=== YOUR TASK ===
In the records below, render everything from the line containing "Patent image size: (931, 475)." down to the line containing "The wall 112 is at (390, 187).", both of those lines included, as a numbered list. Omit blank lines.

## Begin PROVIDED MATERIAL

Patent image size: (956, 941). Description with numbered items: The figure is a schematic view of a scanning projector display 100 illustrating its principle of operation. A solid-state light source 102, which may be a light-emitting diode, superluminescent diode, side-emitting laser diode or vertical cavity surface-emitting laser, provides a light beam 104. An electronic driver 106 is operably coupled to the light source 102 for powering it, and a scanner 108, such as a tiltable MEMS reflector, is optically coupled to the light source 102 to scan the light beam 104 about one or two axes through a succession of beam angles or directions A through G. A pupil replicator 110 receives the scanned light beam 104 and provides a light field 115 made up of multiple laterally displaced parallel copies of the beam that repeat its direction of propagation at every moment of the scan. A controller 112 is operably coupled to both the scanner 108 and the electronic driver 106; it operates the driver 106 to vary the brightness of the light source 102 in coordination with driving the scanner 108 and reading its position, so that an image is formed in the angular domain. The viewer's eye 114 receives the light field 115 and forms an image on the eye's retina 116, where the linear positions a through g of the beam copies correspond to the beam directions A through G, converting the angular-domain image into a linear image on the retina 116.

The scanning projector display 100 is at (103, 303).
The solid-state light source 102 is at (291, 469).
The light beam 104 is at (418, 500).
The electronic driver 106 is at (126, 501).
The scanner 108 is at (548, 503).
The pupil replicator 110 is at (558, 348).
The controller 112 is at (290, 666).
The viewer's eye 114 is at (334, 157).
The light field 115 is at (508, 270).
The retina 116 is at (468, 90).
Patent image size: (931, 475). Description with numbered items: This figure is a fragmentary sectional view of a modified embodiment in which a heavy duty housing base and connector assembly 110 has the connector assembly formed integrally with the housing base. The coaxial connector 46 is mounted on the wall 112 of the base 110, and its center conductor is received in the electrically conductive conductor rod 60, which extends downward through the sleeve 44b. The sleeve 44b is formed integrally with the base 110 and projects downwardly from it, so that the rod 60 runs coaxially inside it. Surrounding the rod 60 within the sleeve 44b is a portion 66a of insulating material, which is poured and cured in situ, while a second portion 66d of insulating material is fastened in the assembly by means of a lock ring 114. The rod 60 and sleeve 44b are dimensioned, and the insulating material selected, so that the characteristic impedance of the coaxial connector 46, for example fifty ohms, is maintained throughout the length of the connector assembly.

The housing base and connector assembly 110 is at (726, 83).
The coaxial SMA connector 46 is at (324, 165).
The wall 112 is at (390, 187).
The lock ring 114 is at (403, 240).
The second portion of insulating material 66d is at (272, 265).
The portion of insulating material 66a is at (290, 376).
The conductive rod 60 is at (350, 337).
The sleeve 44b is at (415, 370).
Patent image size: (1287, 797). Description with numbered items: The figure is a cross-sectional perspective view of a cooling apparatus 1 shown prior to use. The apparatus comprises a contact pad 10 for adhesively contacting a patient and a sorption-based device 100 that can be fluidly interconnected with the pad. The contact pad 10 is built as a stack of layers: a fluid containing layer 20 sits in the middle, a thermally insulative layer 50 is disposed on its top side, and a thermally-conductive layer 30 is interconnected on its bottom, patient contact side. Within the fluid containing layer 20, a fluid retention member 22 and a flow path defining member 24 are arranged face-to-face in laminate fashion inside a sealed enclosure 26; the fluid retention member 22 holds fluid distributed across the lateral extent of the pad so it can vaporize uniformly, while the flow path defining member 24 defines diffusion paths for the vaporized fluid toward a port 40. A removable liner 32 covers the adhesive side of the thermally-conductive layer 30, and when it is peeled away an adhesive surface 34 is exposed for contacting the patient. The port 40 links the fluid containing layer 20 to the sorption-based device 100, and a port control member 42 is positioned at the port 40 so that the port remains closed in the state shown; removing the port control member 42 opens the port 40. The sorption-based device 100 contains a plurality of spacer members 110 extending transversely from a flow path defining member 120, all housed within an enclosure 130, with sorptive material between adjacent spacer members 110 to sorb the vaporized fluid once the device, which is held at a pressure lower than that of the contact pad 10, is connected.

## End PROVIDED MATERIAL
## Begin PROVIDED MATERIAL

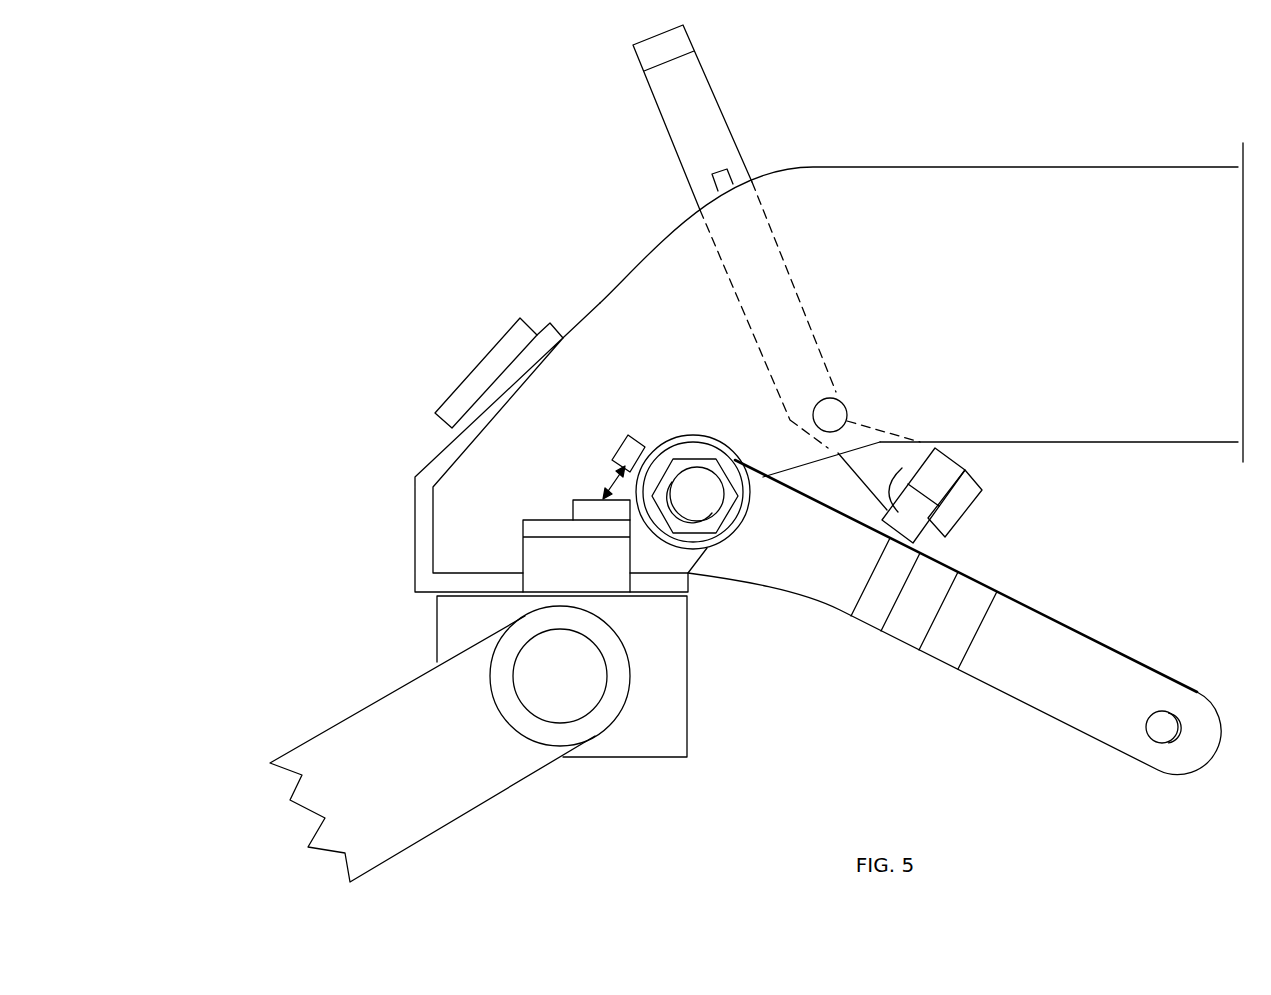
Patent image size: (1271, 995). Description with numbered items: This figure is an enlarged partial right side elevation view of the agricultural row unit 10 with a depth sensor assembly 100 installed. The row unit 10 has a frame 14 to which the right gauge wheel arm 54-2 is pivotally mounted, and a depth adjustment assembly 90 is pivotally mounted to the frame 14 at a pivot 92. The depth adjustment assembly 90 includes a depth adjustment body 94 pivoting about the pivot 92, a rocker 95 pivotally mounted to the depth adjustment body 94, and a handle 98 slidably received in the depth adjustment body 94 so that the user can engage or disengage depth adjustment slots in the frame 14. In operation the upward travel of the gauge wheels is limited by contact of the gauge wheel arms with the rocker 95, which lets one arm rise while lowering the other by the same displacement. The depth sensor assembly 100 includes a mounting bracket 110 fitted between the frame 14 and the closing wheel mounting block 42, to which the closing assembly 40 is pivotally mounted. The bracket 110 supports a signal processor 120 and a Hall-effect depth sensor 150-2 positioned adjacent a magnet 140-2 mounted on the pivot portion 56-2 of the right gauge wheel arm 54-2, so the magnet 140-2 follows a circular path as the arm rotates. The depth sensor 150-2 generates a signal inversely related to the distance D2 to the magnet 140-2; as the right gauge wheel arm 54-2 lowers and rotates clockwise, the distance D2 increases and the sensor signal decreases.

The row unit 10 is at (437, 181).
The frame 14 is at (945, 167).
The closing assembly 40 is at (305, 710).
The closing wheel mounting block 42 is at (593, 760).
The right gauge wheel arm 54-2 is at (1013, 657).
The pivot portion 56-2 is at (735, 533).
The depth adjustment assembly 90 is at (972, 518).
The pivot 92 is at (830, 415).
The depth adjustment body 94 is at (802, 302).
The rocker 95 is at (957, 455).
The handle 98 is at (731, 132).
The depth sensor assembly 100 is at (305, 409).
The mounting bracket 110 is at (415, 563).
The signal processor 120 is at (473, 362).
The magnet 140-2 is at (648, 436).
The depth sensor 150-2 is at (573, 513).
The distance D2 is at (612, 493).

## End PROVIDED MATERIAL
## Begin PROVIDED MATERIAL

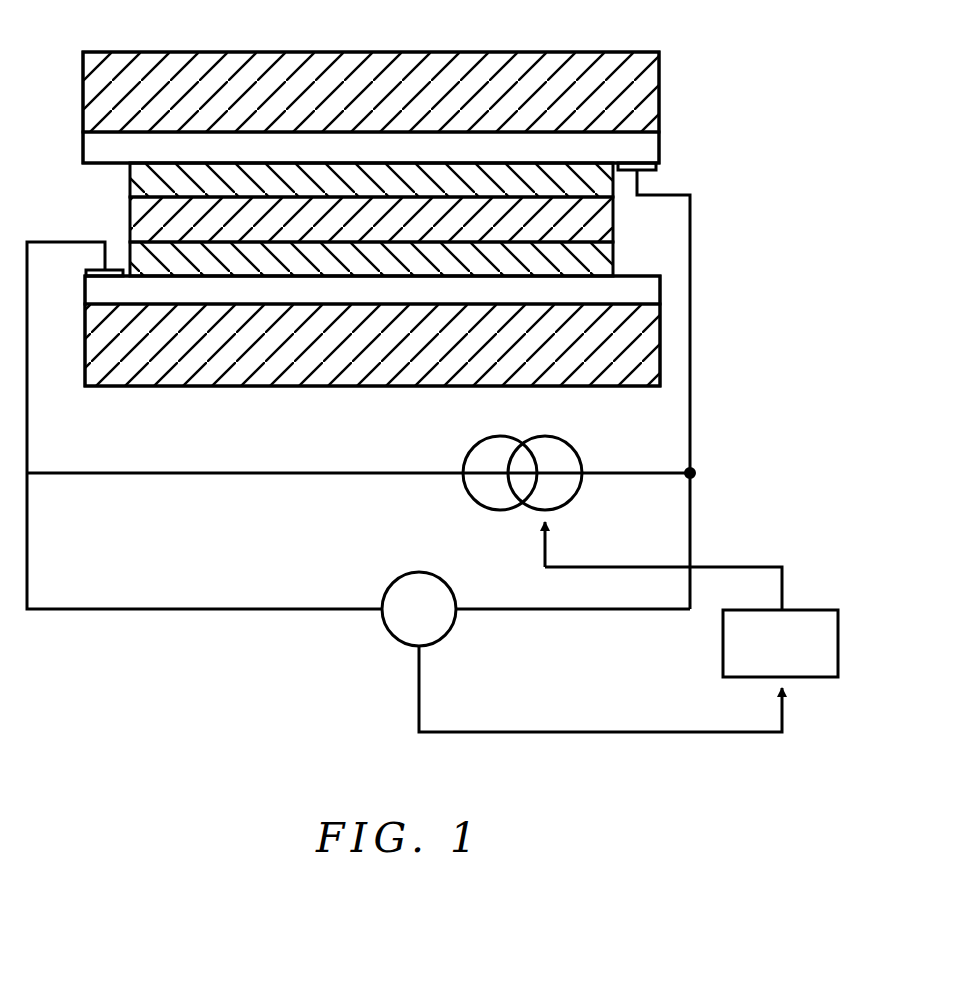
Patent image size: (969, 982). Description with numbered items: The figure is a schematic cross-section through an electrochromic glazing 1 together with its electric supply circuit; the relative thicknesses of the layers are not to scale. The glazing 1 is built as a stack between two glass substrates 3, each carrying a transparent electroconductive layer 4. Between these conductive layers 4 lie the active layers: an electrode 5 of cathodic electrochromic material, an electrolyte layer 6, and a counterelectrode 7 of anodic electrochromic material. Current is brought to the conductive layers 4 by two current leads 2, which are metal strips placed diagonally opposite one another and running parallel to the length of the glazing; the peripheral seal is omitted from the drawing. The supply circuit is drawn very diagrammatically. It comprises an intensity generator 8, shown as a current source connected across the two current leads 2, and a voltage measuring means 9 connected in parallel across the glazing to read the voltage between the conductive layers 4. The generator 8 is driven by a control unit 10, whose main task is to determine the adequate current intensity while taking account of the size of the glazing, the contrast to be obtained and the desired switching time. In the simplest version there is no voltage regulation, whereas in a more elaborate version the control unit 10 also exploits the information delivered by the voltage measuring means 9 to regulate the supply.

## End PROVIDED MATERIAL

=== SOLUTION FOR THIS TASK ===
1. Patent image size: (931, 475). Description with numbered items: This figure is a fragmentary sectional view of a modified embodiment in which a heavy duty housing base and connector assembly 110 has the connector assembly formed integrally with the housing base. The coaxial connector 46 is mounted on the wall 112 of the base 110, and its center conductor is received in the electrically conductive conductor rod 60, which extends downward through the sleeve 44b. The sleeve 44b is formed integrally with the base 110 and projects downwardly from it, so that the rod 60 runs coaxially inside it. Surrounding the rod 60 within the sleeve 44b is a portion 66a of insulating material, which is poured and cured in situ, while a second portion 66d of insulating material is fastened in the assembly by means of a lock ring 114. The rod 60 and sleeve 44b are dimensioned, and the insulating material selected, so that the characteristic impedance of the coaxial connector 46, for example fifty ohms, is maintained throughout the length of the connector assembly.
2. The housing base and connector assembly 110 is at (726, 83).
3. The coaxial SMA connector 46 is at (324, 165).
4. The wall 112 is at (390, 187).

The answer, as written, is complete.